**EXERCISE INSTRUCTIONS**
Retype the listing that follows, exactly as written.

- - -

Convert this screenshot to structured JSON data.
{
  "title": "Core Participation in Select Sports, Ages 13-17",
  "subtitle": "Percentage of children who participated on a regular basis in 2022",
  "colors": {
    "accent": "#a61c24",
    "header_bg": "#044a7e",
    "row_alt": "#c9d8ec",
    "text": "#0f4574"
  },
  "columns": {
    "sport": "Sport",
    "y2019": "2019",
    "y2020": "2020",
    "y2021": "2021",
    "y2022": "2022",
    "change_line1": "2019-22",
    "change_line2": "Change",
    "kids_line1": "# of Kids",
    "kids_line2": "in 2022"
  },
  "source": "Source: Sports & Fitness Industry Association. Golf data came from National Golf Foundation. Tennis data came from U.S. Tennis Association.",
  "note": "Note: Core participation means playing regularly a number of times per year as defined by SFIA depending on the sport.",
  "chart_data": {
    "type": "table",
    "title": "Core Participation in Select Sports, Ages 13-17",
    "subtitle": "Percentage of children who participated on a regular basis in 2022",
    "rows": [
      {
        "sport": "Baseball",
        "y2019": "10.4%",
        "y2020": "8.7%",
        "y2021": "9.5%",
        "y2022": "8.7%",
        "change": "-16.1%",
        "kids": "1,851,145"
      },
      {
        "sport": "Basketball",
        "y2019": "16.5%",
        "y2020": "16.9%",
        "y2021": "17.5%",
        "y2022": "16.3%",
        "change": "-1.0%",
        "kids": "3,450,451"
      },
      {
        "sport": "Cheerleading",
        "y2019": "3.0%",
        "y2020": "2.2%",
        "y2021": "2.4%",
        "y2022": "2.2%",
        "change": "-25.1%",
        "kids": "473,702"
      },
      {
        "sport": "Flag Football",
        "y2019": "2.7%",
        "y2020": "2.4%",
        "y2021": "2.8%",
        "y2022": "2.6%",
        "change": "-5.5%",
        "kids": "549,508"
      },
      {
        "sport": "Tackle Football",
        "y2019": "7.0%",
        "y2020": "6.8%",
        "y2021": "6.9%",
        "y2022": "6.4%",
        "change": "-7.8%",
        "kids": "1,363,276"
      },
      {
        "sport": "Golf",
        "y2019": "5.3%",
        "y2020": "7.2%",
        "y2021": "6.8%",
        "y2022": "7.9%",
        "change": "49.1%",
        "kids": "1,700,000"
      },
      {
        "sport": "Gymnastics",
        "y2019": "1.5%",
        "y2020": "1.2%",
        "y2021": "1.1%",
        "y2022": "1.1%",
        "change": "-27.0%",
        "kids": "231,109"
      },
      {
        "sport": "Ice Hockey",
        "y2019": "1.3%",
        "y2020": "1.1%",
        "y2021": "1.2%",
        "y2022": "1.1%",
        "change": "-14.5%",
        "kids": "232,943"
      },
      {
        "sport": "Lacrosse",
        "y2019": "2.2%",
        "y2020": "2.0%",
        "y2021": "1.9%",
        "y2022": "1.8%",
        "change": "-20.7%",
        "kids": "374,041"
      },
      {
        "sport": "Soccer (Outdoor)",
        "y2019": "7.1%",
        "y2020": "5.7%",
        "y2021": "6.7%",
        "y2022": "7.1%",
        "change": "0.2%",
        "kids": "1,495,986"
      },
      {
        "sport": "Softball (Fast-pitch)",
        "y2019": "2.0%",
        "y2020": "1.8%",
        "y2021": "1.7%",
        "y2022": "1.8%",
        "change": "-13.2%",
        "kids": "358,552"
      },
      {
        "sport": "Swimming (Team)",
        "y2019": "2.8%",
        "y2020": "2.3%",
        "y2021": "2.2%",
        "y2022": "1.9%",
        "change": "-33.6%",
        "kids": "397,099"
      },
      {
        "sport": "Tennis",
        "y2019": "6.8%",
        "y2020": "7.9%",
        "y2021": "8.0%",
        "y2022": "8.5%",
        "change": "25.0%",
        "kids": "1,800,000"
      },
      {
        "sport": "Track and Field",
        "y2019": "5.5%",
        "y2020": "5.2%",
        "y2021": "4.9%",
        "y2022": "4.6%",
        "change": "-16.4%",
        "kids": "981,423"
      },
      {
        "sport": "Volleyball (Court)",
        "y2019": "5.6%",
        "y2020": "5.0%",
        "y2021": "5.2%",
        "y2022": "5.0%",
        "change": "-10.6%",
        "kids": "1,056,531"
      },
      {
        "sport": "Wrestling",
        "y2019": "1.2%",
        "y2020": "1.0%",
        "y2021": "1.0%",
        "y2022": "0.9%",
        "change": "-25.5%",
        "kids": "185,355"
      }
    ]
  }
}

- - -

**IN RESPONSE**
Convert this screenshot to structured JSON data.
{
  "title": "Core Participation in Select Sports, Ages 13-17",
  "subtitle": "Percentage of children who participated on a regular basis in 2022",
  "colors": {
    "accent": "#a61c24",
    "header_bg": "#044a7e",
    "row_alt": "#c9d8ec",
    "text": "#0f4574"
  },
  "columns": {
    "sport": "Sport",
    "y2019": "2019",
    "y2020": "2020",
    "y2021": "2021",
    "y2022": "2022",
    "change_line1": "2019-22",
    "change_line2": "Change",
    "kids_line1": "# of Kids",
    "kids_line2": "in 2022"
  },
  "source": "Source: Sports & Fitness Industry Association. Golf data came from National Golf Foundation. Tennis data came from U.S. Tennis Association.",
  "note": "Note: Core participation means playing regularly a number of times per year as defined by SFIA depending on the sport.",
  "chart_data": {
    "type": "table",
    "title": "Core Participation in Select Sports, Ages 13-17",
    "subtitle": "Percentage of children who participated on a regular basis in 2022",
    "rows": [
      {
        "sport": "Baseball",
        "y2019": "10.4%",
        "y2020": "8.7%",
        "y2021": "9.5%",
        "y2022": "8.7%",
        "change": "-16.1%",
        "kids": "1,851,145"
      },
      {
        "sport": "Basketball",
        "y2019": "16.5%",
        "y2020": "16.9%",
        "y2021": "17.5%",
        "y2022": "16.3%",
        "change": "-1.0%",
        "kids": "3,450,451"
      },
      {
        "sport": "Cheerleading",
        "y2019": "3.0%",
        "y2020": "2.2%",
        "y2021": "2.4%",
        "y2022": "2.2%",
        "change": "-25.1%",
        "kids": "473,702"
      },
      {
        "sport": "Flag Football",
        "y2019": "2.7%",
        "y2020": "2.4%",
        "y2021": "2.8%",
        "y2022": "2.6%",
        "change": "-5.5%",
        "kids": "549,508"
      },
      {
        "sport": "Tackle Football",
        "y2019": "7.0%",
        "y2020": "6.8%",
        "y2021": "6.9%",
        "y2022": "6.4%",
        "change": "-7.8%",
        "kids": "1,363,276"
      },
      {
        "sport": "Golf",
        "y2019": "5.3%",
        "y2020": "7.2%",
        "y2021": "6.8%",
        "y2022": "7.9%",
        "change": "49.1%",
        "kids": "1,700,000"
      },
      {
        "sport": "Gymnastics",
        "y2019": "1.5%",
        "y2020": "1.2%",
        "y2021": "1.1%",
        "y2022": "1.1%",
        "change": "-27.0%",
        "kids": "231,109"
      },
      {
        "sport": "Ice Hockey",
        "y2019": "1.3%",
        "y2020": "1.1%",
        "y2021": "1.2%",
        "y2022": "1.1%",
        "change": "-14.5%",
        "kids": "232,943"
      },
      {
        "sport": "Lacrosse",
        "y2019": "2.2%",
        "y2020": "2.0%",
        "y2021": "1.9%",
        "y2022": "1.8%",
        "change": "-20.7%",
        "kids": "374,041"
      },
      {
        "sport": "Soccer (Outdoor)",
        "y2019": "7.1%",
        "y2020": "5.7%",
        "y2021": "6.7%",
        "y2022": "7.1%",
        "change": "0.2%",
        "kids": "1,495,986"
      },
      {
        "sport": "Softball (Fast-pitch)",
        "y2019": "2.0%",
        "y2020": "1.8%",
        "y2021": "1.7%",
        "y2022": "1.8%",
        "change": "-13.2%",
        "kids": "358,552"
      },
      {
        "sport": "Swimming (Team)",
        "y2019": "2.8%",
        "y2020": "2.3%",
        "y2021": "2.2%",
        "y2022": "1.9%",
        "change": "-33.6%",
        "kids": "397,099"
      },
      {
        "sport": "Tennis",
        "y2019": "6.8%",
        "y2020": "7.9%",
        "y2021": "8.0%",
        "y2022": "8.5%",
        "change": "25.0%",
        "kids": "1,800,000"
      },
      {
        "sport": "Track and Field",
        "y2019": "5.5%",
        "y2020": "5.2%",
        "y2021": "4.9%",
        "y2022": "4.6%",
        "change": "-16.4%",
        "kids": "981,423"
      },
      {
        "sport": "Volleyball (Court)",
        "y2019": "5.6%",
        "y2020": "5.0%",
        "y2021": "5.2%",
        "y2022": "5.0%",
        "change": "-10.6%",
        "kids": "1,056,531"
      },
      {
        "sport": "Wrestling",
        "y2019": "1.2%",
        "y2020": "1.0%",
        "y2021": "1.0%",
        "y2022": "0.9%",
        "change": "-25.5%",
        "kids": "185,355"
      }
    ]
  }
}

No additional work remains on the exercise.